◆ Exercise details
Beneath this task is a listing; retype all of it exactly.

[Extracted records]
.....

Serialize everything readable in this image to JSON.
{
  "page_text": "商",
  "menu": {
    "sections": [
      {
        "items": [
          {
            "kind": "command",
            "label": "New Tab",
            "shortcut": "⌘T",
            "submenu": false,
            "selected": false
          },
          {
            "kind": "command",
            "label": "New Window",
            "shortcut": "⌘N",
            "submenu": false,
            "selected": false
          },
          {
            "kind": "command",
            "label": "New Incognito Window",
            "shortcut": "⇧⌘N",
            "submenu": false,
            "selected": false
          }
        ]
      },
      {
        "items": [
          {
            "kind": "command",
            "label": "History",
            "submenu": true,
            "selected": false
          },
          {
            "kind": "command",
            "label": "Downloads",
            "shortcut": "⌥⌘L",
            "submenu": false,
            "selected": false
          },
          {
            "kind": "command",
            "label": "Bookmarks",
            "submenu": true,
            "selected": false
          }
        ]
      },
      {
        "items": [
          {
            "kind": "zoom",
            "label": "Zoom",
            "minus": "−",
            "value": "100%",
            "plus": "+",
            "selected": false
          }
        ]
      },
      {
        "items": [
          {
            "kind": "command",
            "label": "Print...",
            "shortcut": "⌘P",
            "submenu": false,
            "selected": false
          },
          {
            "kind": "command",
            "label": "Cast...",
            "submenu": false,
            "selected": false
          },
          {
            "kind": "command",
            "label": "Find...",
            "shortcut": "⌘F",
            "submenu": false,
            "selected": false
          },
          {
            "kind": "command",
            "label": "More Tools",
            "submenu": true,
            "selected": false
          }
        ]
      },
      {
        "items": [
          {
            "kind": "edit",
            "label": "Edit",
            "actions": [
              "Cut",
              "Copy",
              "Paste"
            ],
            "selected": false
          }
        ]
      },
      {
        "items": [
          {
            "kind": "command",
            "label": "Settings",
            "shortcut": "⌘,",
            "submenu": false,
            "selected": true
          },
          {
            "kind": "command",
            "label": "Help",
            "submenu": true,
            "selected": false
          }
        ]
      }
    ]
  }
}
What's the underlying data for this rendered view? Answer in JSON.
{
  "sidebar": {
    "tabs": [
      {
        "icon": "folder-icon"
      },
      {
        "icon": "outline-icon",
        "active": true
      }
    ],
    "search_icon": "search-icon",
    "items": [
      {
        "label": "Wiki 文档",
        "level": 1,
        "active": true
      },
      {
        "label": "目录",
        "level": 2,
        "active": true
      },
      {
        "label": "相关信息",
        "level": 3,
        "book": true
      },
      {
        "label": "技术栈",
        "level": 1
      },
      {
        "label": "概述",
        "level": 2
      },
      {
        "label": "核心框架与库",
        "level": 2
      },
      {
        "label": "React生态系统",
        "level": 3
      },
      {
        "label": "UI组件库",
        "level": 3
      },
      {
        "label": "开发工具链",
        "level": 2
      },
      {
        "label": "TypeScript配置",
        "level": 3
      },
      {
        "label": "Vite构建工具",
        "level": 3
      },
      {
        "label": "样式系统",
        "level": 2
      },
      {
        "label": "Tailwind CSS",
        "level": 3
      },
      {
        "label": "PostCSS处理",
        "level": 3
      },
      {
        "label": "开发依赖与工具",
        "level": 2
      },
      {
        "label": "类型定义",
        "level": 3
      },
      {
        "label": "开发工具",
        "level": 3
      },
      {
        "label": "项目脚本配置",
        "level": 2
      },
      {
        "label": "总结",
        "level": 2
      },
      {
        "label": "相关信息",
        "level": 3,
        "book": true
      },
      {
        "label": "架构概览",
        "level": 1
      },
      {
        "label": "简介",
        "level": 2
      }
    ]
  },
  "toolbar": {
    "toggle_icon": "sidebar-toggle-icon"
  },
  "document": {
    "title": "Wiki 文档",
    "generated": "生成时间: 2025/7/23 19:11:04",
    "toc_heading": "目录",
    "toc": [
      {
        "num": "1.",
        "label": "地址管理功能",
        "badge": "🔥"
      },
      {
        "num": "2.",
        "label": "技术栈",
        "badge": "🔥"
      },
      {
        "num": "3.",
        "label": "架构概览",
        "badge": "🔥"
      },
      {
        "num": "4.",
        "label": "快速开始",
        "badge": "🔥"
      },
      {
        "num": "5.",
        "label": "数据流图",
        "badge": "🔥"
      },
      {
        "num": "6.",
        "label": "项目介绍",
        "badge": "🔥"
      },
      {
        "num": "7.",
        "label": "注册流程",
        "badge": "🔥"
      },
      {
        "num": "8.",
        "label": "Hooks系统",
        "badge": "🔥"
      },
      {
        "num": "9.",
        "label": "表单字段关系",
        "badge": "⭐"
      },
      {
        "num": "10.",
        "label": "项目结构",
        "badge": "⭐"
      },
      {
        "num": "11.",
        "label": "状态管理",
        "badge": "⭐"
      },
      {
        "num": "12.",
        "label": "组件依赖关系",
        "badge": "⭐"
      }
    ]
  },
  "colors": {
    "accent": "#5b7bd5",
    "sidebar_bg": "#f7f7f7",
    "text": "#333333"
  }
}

.....

◆ Completed exercise
Serialize everything readable in this image to JSON.
{
  "page_text": "商",
  "menu": {
    "sections": [
      {
        "items": [
          {
            "kind": "command",
            "label": "New Tab",
            "shortcut": "⌘T",
            "submenu": false,
            "selected": false
          },
          {
            "kind": "command",
            "label": "New Window",
            "shortcut": "⌘N",
            "submenu": false,
            "selected": false
          },
          {
            "kind": "command",
            "label": "New Incognito Window",
            "shortcut": "⇧⌘N",
            "submenu": false,
            "selected": false
          }
        ]
      },
      {
        "items": [
          {
            "kind": "command",
            "label": "History",
            "submenu": true,
            "selected": false
          },
          {
            "kind": "command",
            "label": "Downloads",
            "shortcut": "⌥⌘L",
            "submenu": false,
            "selected": false
          },
          {
            "kind": "command",
            "label": "Bookmarks",
            "submenu": true,
            "selected": false
          }
        ]
      },
      {
        "items": [
          {
            "kind": "zoom",
            "label": "Zoom",
            "minus": "−",
            "value": "100%",
            "plus": "+",
            "selected": false
          }
        ]
      },
      {
        "items": [
          {
            "kind": "command",
            "label": "Print...",
            "shortcut": "⌘P",
            "submenu": false,
            "selected": false
          },
          {
            "kind": "command",
            "label": "Cast...",
            "submenu": false,
            "selected": false
          },
          {
            "kind": "command",
            "label": "Find...",
            "shortcut": "⌘F",
            "submenu": false,
            "selected": false
          },
          {
            "kind": "command",
            "label": "More Tools",
            "submenu": true,
            "selected": false
          }
        ]
      },
      {
        "items": [
          {
            "kind": "edit",
            "label": "Edit",
            "actions": [
              "Cut",
              "Copy",
              "Paste"
            ],
            "selected": false
          }
        ]
      },
      {
        "items": [
          {
            "kind": "command",
            "label": "Settings",
            "shortcut": "⌘,",
            "submenu": false,
            "selected": true
          },
          {
            "kind": "command",
            "label": "Help",
            "submenu": true,
            "selected": false
          }
        ]
      }
    ]
  }
}
What's the underlying data for this rendered view? Answer in JSON.
{
  "sidebar": {
    "tabs": [
      {
        "icon": "folder-icon"
      },
      {
        "icon": "outline-icon",
        "active": true
      }
    ],
    "search_icon": "search-icon",
    "items": [
      {
        "label": "Wiki 文档",
        "level": 1,
        "active": true
      },
      {
        "label": "目录",
        "level": 2,
        "active": true
      },
      {
        "label": "相关信息",
        "level": 3,
        "book": true
      },
      {
        "label": "技术栈",
        "level": 1
      },
      {
        "label": "概述",
        "level": 2
      },
      {
        "label": "核心框架与库",
        "level": 2
      },
      {
        "label": "React生态系统",
        "level": 3
      },
      {
        "label": "UI组件库",
        "level": 3
      },
      {
        "label": "开发工具链",
        "level": 2
      },
      {
        "label": "TypeScript配置",
        "level": 3
      },
      {
        "label": "Vite构建工具",
        "level": 3
      },
      {
        "label": "样式系统",
        "level": 2
      },
      {
        "label": "Tailwind CSS",
        "level": 3
      },
      {
        "label": "PostCSS处理",
        "level": 3
      },
      {
        "label": "开发依赖与工具",
        "level": 2
      },
      {
        "label": "类型定义",
        "level": 3
      },
      {
        "label": "开发工具",
        "level": 3
      },
      {
        "label": "项目脚本配置",
        "level": 2
      },
      {
        "label": "总结",
        "level": 2
      },
      {
        "label": "相关信息",
        "level": 3,
        "book": true
      },
      {
        "label": "架构概览",
        "level": 1
      },
      {
        "label": "简介",
        "level": 2
      }
    ]
  },
  "toolbar": {
    "toggle_icon": "sidebar-toggle-icon"
  },
  "document": {
    "title": "Wiki 文档",
    "generated": "生成时间: 2025/7/23 19:11:04",
    "toc_heading": "目录",
    "toc": [
      {
        "num": "1.",
        "label": "地址管理功能",
        "badge": "🔥"
      },
      {
        "num": "2.",
        "label": "技术栈",
        "badge": "🔥"
      },
      {
        "num": "3.",
        "label": "架构概览",
        "badge": "🔥"
      },
      {
        "num": "4.",
        "label": "快速开始",
        "badge": "🔥"
      },
      {
        "num": "5.",
        "label": "数据流图",
        "badge": "🔥"
      },
      {
        "num": "6.",
        "label": "项目介绍",
        "badge": "🔥"
      },
      {
        "num": "7.",
        "label": "注册流程",
        "badge": "🔥"
      },
      {
        "num": "8.",
        "label": "Hooks系统",
        "badge": "🔥"
      },
      {
        "num": "9.",
        "label": "表单字段关系",
        "badge": "⭐"
      },
      {
        "num": "10.",
        "label": "项目结构",
        "badge": "⭐"
      },
      {
        "num": "11.",
        "label": "状态管理",
        "badge": "⭐"
      },
      {
        "num": "12.",
        "label": "组件依赖关系",
        "badge": "⭐"
      }
    ]
  },
  "colors": {
    "accent": "#5b7bd5",
    "sidebar_bg": "#f7f7f7",
    "text": "#333333"
  }
}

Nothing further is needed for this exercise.